-- BEGIN Material provided --
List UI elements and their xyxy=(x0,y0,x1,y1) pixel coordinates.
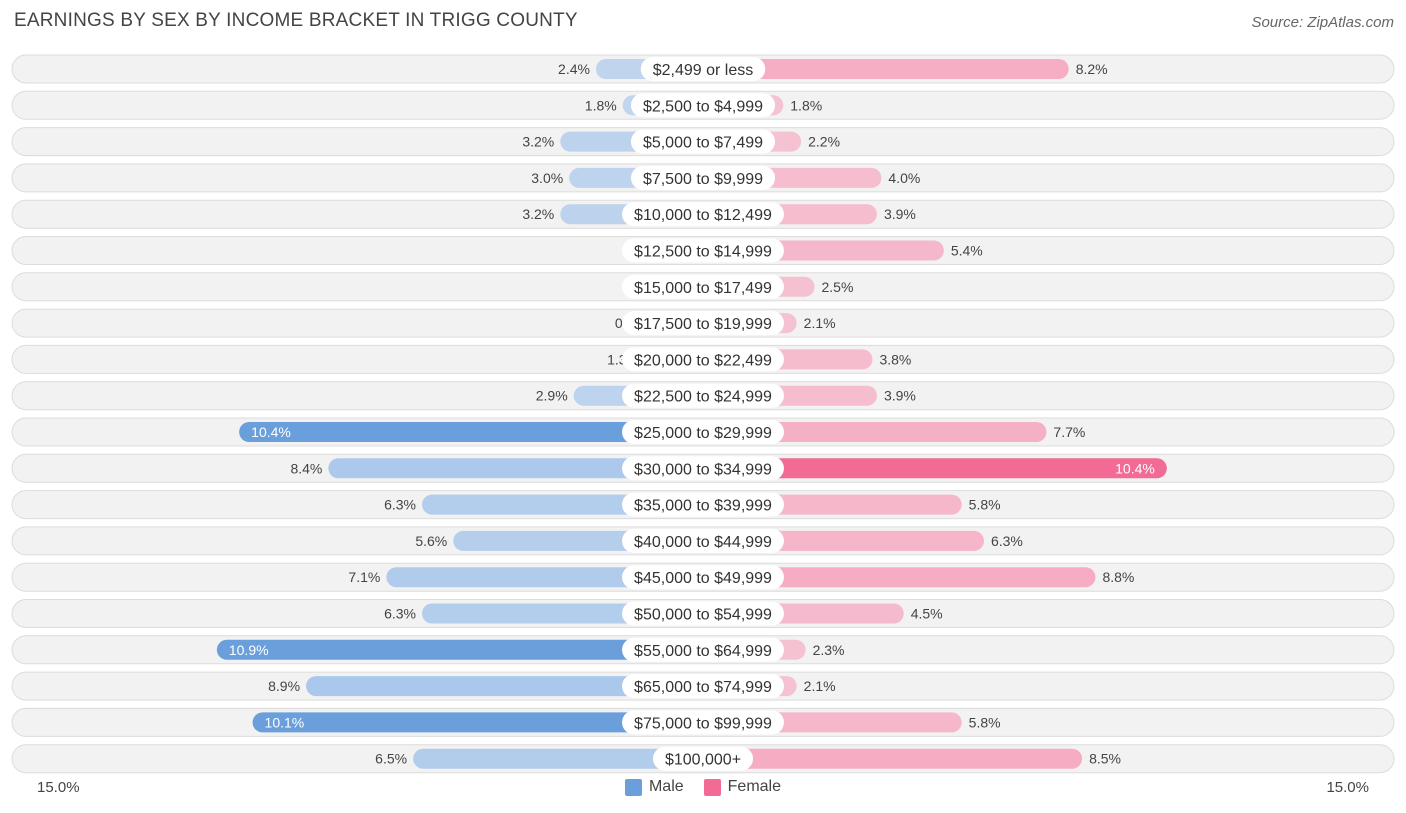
category-label: $10,000 to $12,499 xyxy=(634,207,772,224)
male-value-label: 6.3% xyxy=(384,606,416,622)
category-pill xyxy=(622,528,784,553)
category-label: $55,000 to $64,999 xyxy=(634,643,772,660)
chart-title: EARNINGS BY SEX BY INCOME BRACKET IN TRI… xyxy=(14,10,578,31)
category-label: $17,500 to $19,999 xyxy=(634,316,772,333)
category-label: $12,500 to $14,999 xyxy=(634,244,772,261)
male-bar xyxy=(216,639,704,660)
female-value-label: 2.2% xyxy=(808,134,840,150)
male-bar xyxy=(413,748,703,769)
category-label: $5,000 to $7,499 xyxy=(643,135,763,152)
category-label: $2,500 to $4,999 xyxy=(643,98,763,115)
male-bar xyxy=(252,712,704,733)
male-value-label: 7.1% xyxy=(348,569,380,585)
category-pill xyxy=(630,165,776,190)
category-label: $25,000 to $29,999 xyxy=(634,425,772,442)
female-value-label: 4.5% xyxy=(911,606,943,622)
male-value-label: 10.1% xyxy=(265,714,305,730)
female-value-label: 1.8% xyxy=(790,97,822,113)
female-value-label: 2.1% xyxy=(804,315,836,331)
male-value-label: 1.8% xyxy=(585,97,617,113)
female-value-label: 2.5% xyxy=(822,279,854,295)
category-pill xyxy=(622,347,784,372)
source-credit: Source: ZipAtlas.com xyxy=(1251,14,1394,31)
male-value-label: 2.4% xyxy=(558,61,590,77)
male-value-label: 10.9% xyxy=(229,642,269,658)
category-pill xyxy=(630,129,776,154)
category-pill xyxy=(622,565,784,590)
category-pill xyxy=(622,238,784,263)
male-value-label: 3.2% xyxy=(522,206,554,222)
category-pill xyxy=(622,492,784,517)
category-label: $15,000 to $17,499 xyxy=(634,280,772,297)
male-value-label: 5.6% xyxy=(415,533,447,549)
male-bar xyxy=(239,422,703,442)
female-bar xyxy=(703,59,1069,79)
female-value-label: 8.2% xyxy=(1076,61,1108,77)
category-pill xyxy=(622,637,784,662)
female-value-label: 6.3% xyxy=(991,533,1023,549)
female-bar xyxy=(703,458,1167,479)
category-label: $22,500 to $24,999 xyxy=(634,389,772,406)
category-pill xyxy=(622,202,784,227)
male-value-label: 8.9% xyxy=(268,678,300,694)
female-value-label: 3.9% xyxy=(884,388,916,404)
category-label: $2,499 or less xyxy=(653,62,754,79)
male-value-label: 2.9% xyxy=(536,388,568,404)
female-value-label: 7.7% xyxy=(1053,424,1085,440)
male-value-label: 8.4% xyxy=(290,460,322,476)
female-value-label: 5.8% xyxy=(969,714,1001,730)
female-value-label: 4.0% xyxy=(888,170,920,186)
female-bar xyxy=(703,422,1047,442)
female-value-label: 2.1% xyxy=(804,678,836,694)
female-bar xyxy=(703,567,1096,588)
male-value-label: 3.0% xyxy=(531,170,563,186)
male-value-label: 6.5% xyxy=(375,751,407,767)
category-label: $65,000 to $74,999 xyxy=(634,679,772,696)
category-label: $40,000 to $44,999 xyxy=(634,534,772,551)
female-value-label: 5.8% xyxy=(969,497,1001,513)
category-label: $7,500 to $9,999 xyxy=(643,171,763,188)
female-value-label: 3.9% xyxy=(884,206,916,222)
category-pill xyxy=(622,456,784,481)
female-value-label: 8.5% xyxy=(1089,751,1121,767)
category-pill xyxy=(652,746,754,771)
male-value-label: 3.2% xyxy=(522,134,554,150)
category-label: $30,000 to $34,999 xyxy=(634,461,772,478)
category-pill xyxy=(622,601,784,626)
category-pill xyxy=(630,93,776,118)
category-label: $100,000+ xyxy=(665,752,741,769)
female-value-label: 8.8% xyxy=(1102,569,1134,585)
female-value-label: 2.3% xyxy=(813,642,845,658)
legend-item-male: Male xyxy=(624,778,684,796)
legend-item-female: Female xyxy=(703,778,782,796)
category-label: $50,000 to $54,999 xyxy=(634,607,772,624)
legend-swatch-female xyxy=(703,778,721,796)
legend-swatch-male xyxy=(624,778,642,796)
chart-area: 2.4% 8.2% $2,499 or less 1.8% 1.8% $2,500 to … xyxy=(11,54,1395,774)
female-value-label: 10.4% xyxy=(1115,460,1155,476)
axis-left-label: 15.0% xyxy=(37,779,80,796)
male-value-label: 6.3% xyxy=(384,497,416,513)
category-pill xyxy=(622,420,784,444)
category-label: $45,000 to $49,999 xyxy=(634,570,772,587)
male-bar xyxy=(328,458,703,479)
category-pill xyxy=(622,674,784,699)
category-label: $35,000 to $39,999 xyxy=(634,498,772,515)
axis-right-label: 15.0% xyxy=(1326,779,1369,796)
legend-label-male: Male xyxy=(648,778,684,795)
category-pill xyxy=(622,383,784,408)
category-label: $75,000 to $99,999 xyxy=(634,715,772,732)
category-label: $20,000 to $22,499 xyxy=(634,352,772,369)
category-pill xyxy=(622,710,784,735)
male-value-label: 10.4% xyxy=(251,424,291,440)
legend: Male Female xyxy=(0,778,1406,796)
female-value-label: 3.8% xyxy=(879,351,911,367)
male-bar xyxy=(306,676,703,697)
female-value-label: 5.4% xyxy=(951,243,983,259)
legend-label-female: Female xyxy=(727,778,782,795)
category-pill xyxy=(622,311,784,336)
female-bar xyxy=(703,748,1083,769)
category-pill xyxy=(622,274,784,299)
category-pill xyxy=(640,57,766,81)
-- END Material provided --
- Request
Quote all the rows above word for word, leaving out the pictures.

- Task response
List UI elements and their xyxy=(x0,y0,x1,y1) pixel coordinates.
category-label: $10,000 to $12,499 xyxy=(634,207,772,224)
male-value-label: 6.3% xyxy=(384,606,416,622)
category-pill xyxy=(622,528,784,553)
category-label: $55,000 to $64,999 xyxy=(634,643,772,660)
chart-title: EARNINGS BY SEX BY INCOME BRACKET IN TRI… xyxy=(14,10,578,31)
category-label: $17,500 to $19,999 xyxy=(634,316,772,333)
category-label: $12,500 to $14,999 xyxy=(634,244,772,261)
male-bar xyxy=(216,639,704,660)
female-value-label: 2.2% xyxy=(808,134,840,150)
male-bar xyxy=(413,748,703,769)
category-label: $5,000 to $7,499 xyxy=(643,135,763,152)
category-label: $2,500 to $4,999 xyxy=(643,98,763,115)
male-bar xyxy=(252,712,704,733)
male-value-label: 7.1% xyxy=(348,569,380,585)
category-pill xyxy=(630,165,776,190)
category-label: $25,000 to $29,999 xyxy=(634,425,772,442)
female-value-label: 4.5% xyxy=(911,606,943,622)
male-value-label: 10.1% xyxy=(265,714,305,730)
female-value-label: 1.8% xyxy=(790,97,822,113)
female-value-label: 2.1% xyxy=(804,315,836,331)
male-value-label: 1.8% xyxy=(585,97,617,113)
female-value-label: 2.5% xyxy=(822,279,854,295)
category-pill xyxy=(622,347,784,372)
source-credit: Source: ZipAtlas.com xyxy=(1251,14,1394,31)
male-value-label: 2.4% xyxy=(558,61,590,77)
male-value-label: 10.9% xyxy=(229,642,269,658)
category-pill xyxy=(630,129,776,154)
category-pill xyxy=(622,565,784,590)
category-pill xyxy=(622,238,784,263)
male-value-label: 3.2% xyxy=(522,206,554,222)
category-pill xyxy=(622,492,784,517)
category-label: $15,000 to $17,499 xyxy=(634,280,772,297)
male-value-label: 5.6% xyxy=(415,533,447,549)
male-bar xyxy=(239,422,703,442)
female-bar xyxy=(703,59,1069,79)
female-value-label: 8.2% xyxy=(1076,61,1108,77)
category-pill xyxy=(622,637,784,662)
female-value-label: 6.3% xyxy=(991,533,1023,549)
female-bar xyxy=(703,458,1167,479)
category-label: $22,500 to $24,999 xyxy=(634,389,772,406)
category-pill xyxy=(622,202,784,227)
male-value-label: 8.9% xyxy=(268,678,300,694)
female-value-label: 3.9% xyxy=(884,388,916,404)
category-label: $2,499 or less xyxy=(653,62,754,79)
male-value-label: 2.9% xyxy=(536,388,568,404)
female-value-label: 7.7% xyxy=(1053,424,1085,440)
male-value-label: 8.4% xyxy=(290,460,322,476)
female-value-label: 5.8% xyxy=(969,714,1001,730)
female-value-label: 4.0% xyxy=(888,170,920,186)
female-bar xyxy=(703,422,1047,442)
female-value-label: 2.1% xyxy=(804,678,836,694)
female-bar xyxy=(703,567,1096,588)
male-value-label: 3.0% xyxy=(531,170,563,186)
male-value-label: 6.5% xyxy=(375,751,407,767)
category-label: $65,000 to $74,999 xyxy=(634,679,772,696)
category-label: $40,000 to $44,999 xyxy=(634,534,772,551)
female-value-label: 5.8% xyxy=(969,497,1001,513)
category-label: $7,500 to $9,999 xyxy=(643,171,763,188)
female-value-label: 3.9% xyxy=(884,206,916,222)
category-pill xyxy=(622,456,784,481)
female-value-label: 8.5% xyxy=(1089,751,1121,767)
category-pill xyxy=(652,746,754,771)
male-value-label: 3.2% xyxy=(522,134,554,150)
category-label: $30,000 to $34,999 xyxy=(634,461,772,478)
category-pill xyxy=(622,601,784,626)
category-pill xyxy=(630,93,776,118)
category-label: $100,000+ xyxy=(665,752,741,769)
female-value-label: 8.8% xyxy=(1102,569,1134,585)
female-value-label: 2.3% xyxy=(813,642,845,658)
legend-item-male: Male xyxy=(624,778,684,796)
legend-item-female: Female xyxy=(703,778,782,796)
category-label: $50,000 to $54,999 xyxy=(634,607,772,624)
legend-swatch-female xyxy=(703,778,721,796)
legend-swatch-male xyxy=(624,778,642,796)
chart-area: 2.4% 8.2% $2,499 or less 1.8% 1.8% $2,500 to … xyxy=(11,54,1395,774)
female-value-label: 10.4% xyxy=(1115,460,1155,476)
axis-left-label: 15.0% xyxy=(37,779,80,796)
male-value-label: 6.3% xyxy=(384,497,416,513)
category-pill xyxy=(622,420,784,444)
category-label: $45,000 to $49,999 xyxy=(634,570,772,587)
male-bar xyxy=(328,458,703,479)
category-pill xyxy=(622,674,784,699)
category-label: $35,000 to $39,999 xyxy=(634,498,772,515)
axis-right-label: 15.0% xyxy=(1326,779,1369,796)
legend-label-male: Male xyxy=(648,778,684,795)
category-pill xyxy=(622,383,784,408)
category-label: $75,000 to $99,999 xyxy=(634,715,772,732)
category-label: $20,000 to $22,499 xyxy=(634,352,772,369)
category-pill xyxy=(622,710,784,735)
male-value-label: 10.4% xyxy=(251,424,291,440)
legend: Male Female xyxy=(0,778,1406,796)
female-value-label: 3.8% xyxy=(879,351,911,367)
male-bar xyxy=(306,676,703,697)
female-value-label: 5.4% xyxy=(951,243,983,259)
legend-label-female: Female xyxy=(727,778,782,795)
category-pill xyxy=(622,311,784,336)
female-bar xyxy=(703,748,1083,769)
category-pill xyxy=(622,274,784,299)
category-pill xyxy=(640,57,766,81)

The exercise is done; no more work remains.